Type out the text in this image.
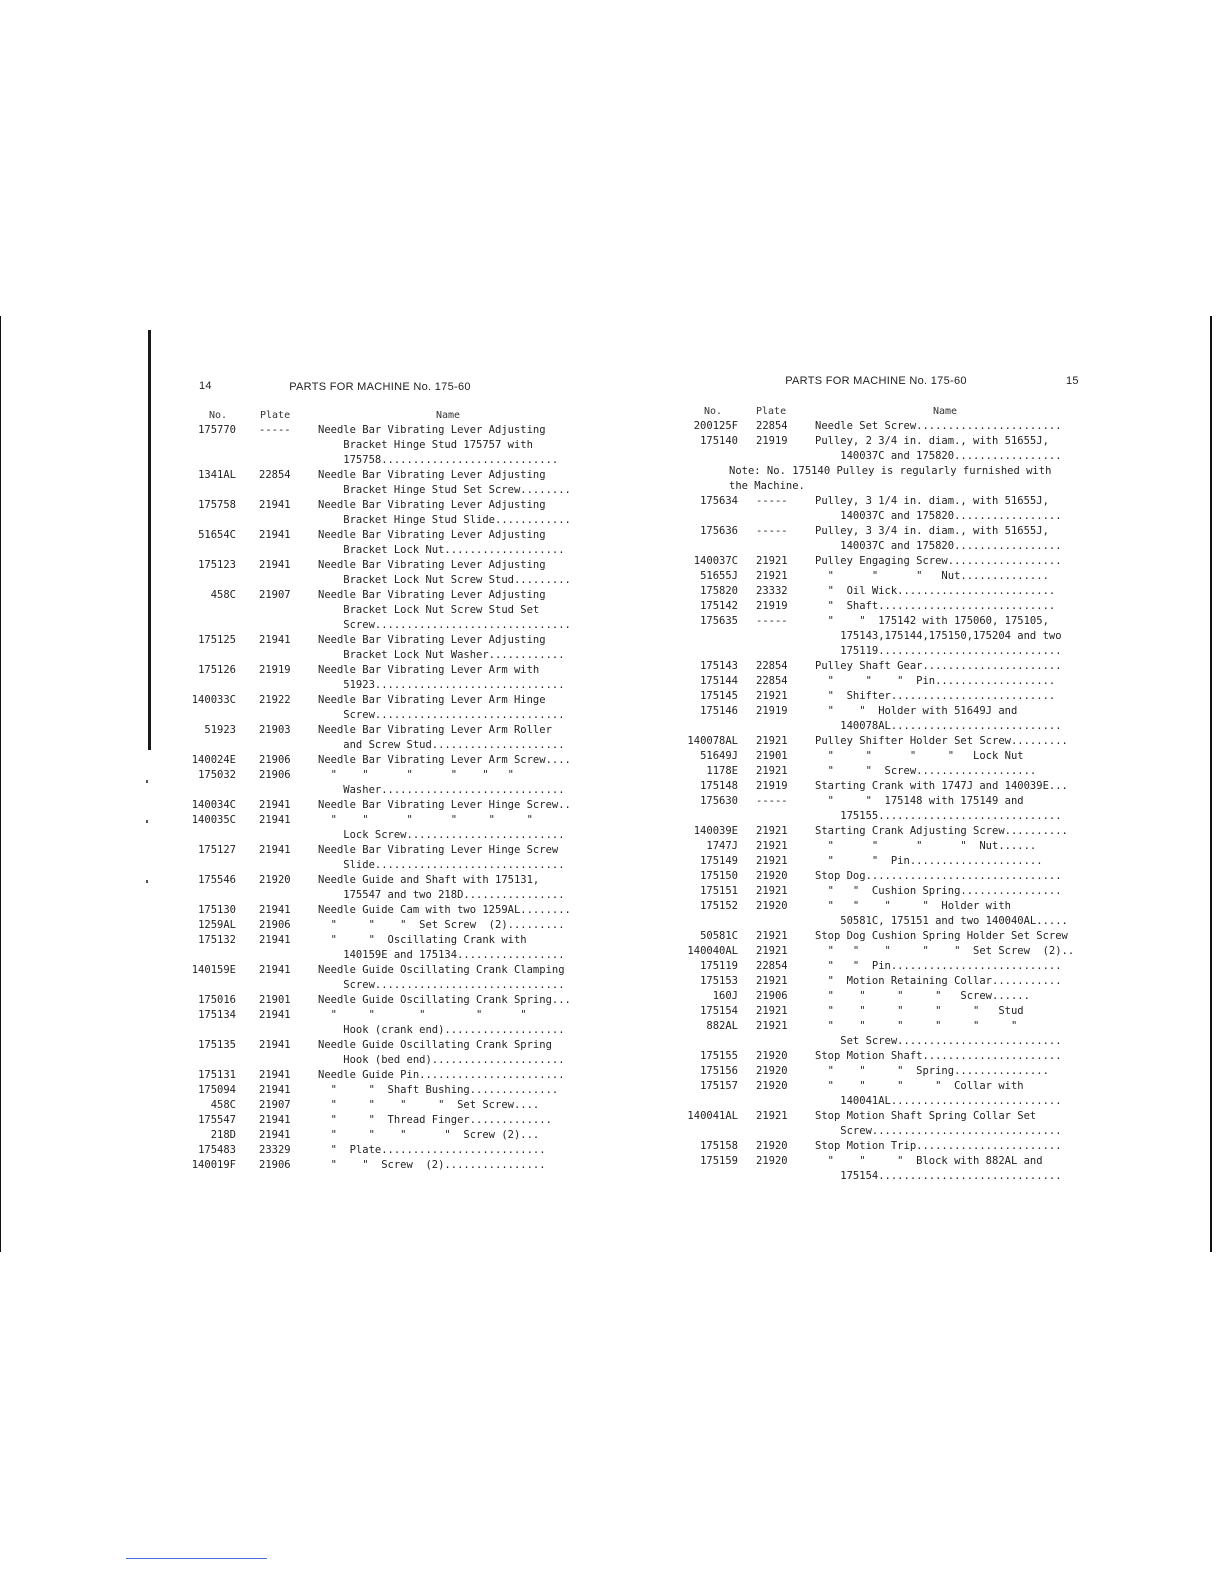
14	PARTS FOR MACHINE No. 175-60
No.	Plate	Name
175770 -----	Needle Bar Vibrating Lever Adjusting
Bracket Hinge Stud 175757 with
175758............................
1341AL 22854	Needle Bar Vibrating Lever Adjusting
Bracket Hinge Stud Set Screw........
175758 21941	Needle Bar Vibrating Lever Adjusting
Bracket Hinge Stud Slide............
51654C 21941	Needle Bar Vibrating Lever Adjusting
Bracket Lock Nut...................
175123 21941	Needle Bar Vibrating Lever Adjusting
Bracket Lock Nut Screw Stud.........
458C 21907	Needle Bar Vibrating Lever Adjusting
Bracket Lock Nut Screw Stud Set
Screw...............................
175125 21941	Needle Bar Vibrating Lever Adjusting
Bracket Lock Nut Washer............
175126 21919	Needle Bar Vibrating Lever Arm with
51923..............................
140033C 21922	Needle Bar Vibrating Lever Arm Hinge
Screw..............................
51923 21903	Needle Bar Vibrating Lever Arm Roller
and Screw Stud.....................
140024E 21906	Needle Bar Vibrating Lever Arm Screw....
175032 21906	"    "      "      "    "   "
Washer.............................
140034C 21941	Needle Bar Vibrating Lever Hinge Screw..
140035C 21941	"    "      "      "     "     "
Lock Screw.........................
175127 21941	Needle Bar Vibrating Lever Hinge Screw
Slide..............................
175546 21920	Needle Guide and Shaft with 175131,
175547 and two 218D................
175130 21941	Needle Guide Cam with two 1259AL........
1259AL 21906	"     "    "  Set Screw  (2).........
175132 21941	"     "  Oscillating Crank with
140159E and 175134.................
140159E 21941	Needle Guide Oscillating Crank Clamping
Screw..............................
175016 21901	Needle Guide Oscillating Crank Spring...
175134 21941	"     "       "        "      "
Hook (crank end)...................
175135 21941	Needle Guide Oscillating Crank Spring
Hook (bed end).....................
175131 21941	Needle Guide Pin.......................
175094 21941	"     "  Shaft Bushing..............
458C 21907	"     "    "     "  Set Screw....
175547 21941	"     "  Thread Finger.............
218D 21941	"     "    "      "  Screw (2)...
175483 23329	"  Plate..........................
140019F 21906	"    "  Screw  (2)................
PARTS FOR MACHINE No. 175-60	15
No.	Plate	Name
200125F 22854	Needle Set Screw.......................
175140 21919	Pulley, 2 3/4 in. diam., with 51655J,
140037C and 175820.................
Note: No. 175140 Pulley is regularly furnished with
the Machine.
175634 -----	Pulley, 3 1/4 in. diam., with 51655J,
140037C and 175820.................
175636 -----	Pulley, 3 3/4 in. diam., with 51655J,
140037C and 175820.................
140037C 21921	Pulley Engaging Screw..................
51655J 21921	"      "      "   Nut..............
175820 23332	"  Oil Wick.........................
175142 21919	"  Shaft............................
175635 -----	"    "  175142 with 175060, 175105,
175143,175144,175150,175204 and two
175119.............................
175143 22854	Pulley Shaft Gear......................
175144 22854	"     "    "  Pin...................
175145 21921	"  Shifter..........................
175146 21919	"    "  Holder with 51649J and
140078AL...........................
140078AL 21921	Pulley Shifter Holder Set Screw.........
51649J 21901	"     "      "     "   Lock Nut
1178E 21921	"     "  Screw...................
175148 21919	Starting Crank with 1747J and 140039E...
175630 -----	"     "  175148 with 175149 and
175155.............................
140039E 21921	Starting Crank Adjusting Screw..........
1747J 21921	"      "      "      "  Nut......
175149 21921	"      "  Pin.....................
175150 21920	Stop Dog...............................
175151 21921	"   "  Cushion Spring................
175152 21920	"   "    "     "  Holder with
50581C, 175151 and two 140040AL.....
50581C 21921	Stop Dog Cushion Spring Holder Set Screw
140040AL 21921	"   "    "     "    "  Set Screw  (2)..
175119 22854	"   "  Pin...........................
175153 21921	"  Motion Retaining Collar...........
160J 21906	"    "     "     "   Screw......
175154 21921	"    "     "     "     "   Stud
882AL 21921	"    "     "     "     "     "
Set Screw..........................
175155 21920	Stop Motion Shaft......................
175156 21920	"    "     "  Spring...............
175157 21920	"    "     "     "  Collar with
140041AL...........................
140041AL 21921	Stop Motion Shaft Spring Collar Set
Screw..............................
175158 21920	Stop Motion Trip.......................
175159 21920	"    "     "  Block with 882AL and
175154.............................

* * * * * * * * *

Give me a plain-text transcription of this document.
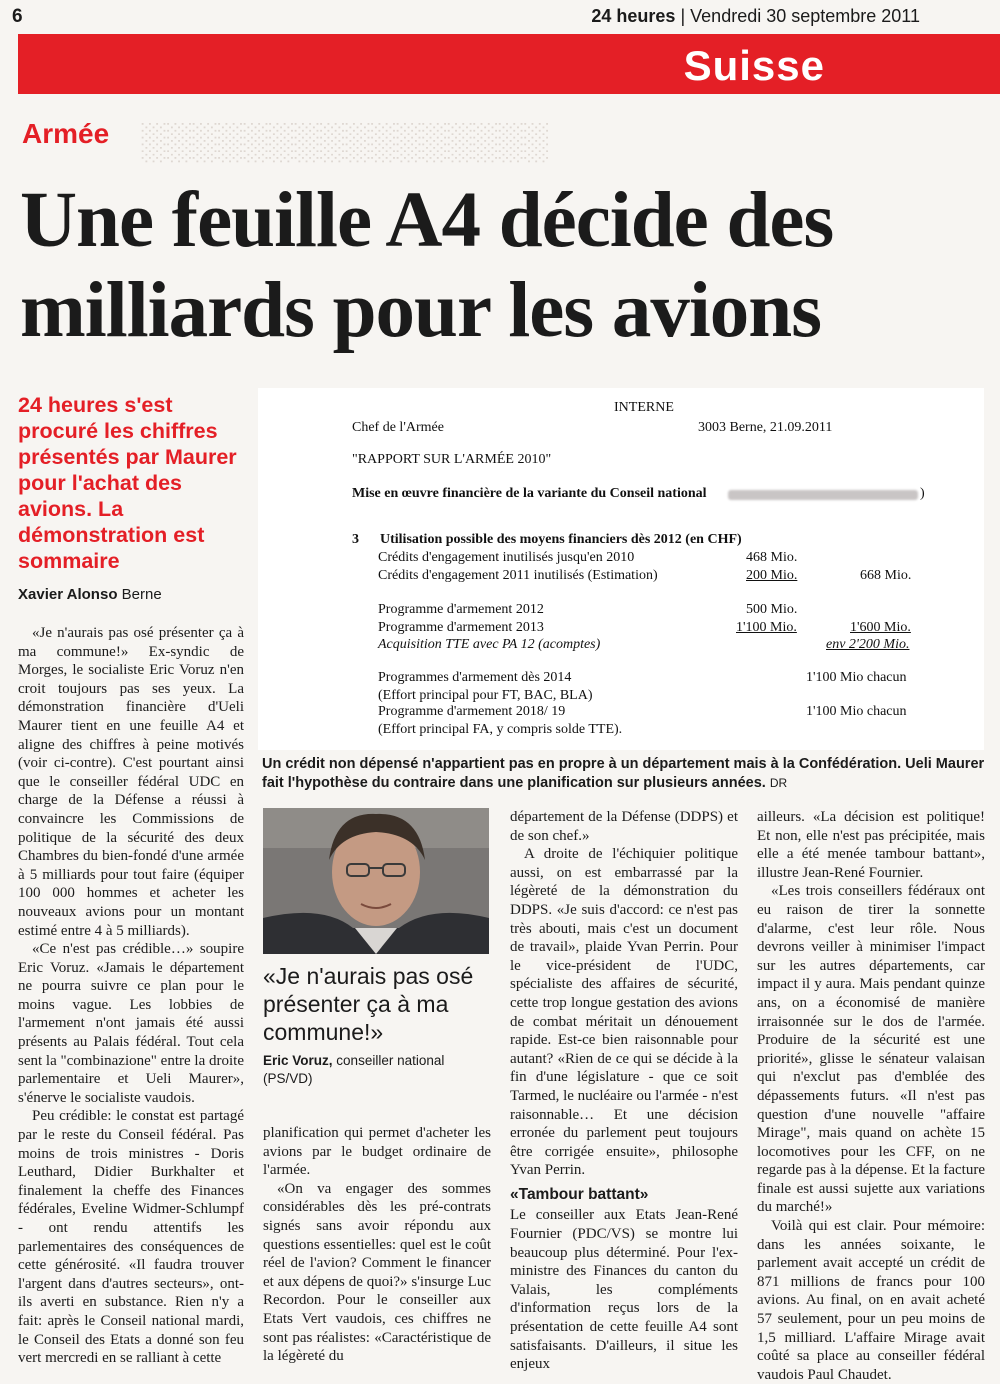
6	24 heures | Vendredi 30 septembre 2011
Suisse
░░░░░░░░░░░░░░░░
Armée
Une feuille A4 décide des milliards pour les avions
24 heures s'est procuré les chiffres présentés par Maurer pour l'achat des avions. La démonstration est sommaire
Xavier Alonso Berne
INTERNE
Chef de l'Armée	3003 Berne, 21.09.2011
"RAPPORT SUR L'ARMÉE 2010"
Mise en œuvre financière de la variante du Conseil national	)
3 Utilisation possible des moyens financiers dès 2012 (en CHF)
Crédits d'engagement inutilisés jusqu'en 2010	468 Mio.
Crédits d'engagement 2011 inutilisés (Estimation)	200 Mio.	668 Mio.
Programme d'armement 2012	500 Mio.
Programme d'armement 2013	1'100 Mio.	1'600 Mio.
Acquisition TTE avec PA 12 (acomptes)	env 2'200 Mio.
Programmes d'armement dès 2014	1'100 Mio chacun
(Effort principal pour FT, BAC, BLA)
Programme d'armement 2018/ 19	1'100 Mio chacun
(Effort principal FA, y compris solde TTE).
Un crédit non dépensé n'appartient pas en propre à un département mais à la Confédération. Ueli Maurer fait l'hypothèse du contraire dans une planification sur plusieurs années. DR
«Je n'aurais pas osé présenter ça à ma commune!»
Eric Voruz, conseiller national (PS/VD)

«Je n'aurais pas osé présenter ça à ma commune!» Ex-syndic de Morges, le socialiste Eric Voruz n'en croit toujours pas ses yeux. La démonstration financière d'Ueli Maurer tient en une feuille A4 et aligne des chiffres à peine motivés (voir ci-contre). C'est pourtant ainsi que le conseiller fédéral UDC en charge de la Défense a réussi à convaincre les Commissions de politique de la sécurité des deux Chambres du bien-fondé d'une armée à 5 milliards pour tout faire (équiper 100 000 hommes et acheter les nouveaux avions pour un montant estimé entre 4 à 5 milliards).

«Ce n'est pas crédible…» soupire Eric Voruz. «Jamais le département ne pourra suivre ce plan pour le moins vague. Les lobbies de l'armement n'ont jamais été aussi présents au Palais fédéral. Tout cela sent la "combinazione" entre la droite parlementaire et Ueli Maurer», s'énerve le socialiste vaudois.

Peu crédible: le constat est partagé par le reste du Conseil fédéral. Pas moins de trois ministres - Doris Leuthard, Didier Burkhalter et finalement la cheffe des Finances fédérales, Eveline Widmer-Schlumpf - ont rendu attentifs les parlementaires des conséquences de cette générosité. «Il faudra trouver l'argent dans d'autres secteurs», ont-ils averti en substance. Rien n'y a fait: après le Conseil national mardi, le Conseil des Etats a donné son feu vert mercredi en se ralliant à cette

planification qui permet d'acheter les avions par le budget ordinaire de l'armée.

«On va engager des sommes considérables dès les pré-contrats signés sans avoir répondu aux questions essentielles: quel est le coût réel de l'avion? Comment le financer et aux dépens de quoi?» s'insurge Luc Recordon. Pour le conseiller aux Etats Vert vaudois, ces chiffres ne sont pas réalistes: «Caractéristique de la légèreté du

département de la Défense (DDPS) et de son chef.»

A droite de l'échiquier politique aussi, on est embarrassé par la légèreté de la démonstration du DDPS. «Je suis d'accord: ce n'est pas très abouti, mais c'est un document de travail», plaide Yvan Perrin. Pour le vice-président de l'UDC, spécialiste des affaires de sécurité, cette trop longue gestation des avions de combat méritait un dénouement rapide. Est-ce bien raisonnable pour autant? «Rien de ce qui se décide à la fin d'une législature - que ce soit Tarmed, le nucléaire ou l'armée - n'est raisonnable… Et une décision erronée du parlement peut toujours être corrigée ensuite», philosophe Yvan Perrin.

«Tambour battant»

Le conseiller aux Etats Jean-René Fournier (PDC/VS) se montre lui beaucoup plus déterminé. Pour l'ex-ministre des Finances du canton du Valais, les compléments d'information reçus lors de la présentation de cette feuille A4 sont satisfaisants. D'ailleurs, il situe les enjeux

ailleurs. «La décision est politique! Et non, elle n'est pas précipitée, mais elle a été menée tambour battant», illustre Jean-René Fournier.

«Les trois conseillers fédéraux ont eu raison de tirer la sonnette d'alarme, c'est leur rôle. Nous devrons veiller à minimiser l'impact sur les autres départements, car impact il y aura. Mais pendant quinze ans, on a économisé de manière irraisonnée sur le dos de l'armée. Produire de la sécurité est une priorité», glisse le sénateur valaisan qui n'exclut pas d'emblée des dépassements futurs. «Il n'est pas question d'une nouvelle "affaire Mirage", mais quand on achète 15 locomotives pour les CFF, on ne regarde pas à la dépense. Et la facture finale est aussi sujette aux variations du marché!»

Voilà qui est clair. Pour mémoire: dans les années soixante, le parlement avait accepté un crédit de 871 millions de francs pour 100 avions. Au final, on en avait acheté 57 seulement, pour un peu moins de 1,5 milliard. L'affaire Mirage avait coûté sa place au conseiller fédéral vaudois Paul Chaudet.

* * * * * * * * *

[Stated exercise] Report each line in the data that holds the word "heures".

[The output]
6	24 heures | Vendredi 30 septembre 2011
24 heures s'est procuré les chiffres présentés par Maurer pour l'achat des avions. La démonstration est sommaire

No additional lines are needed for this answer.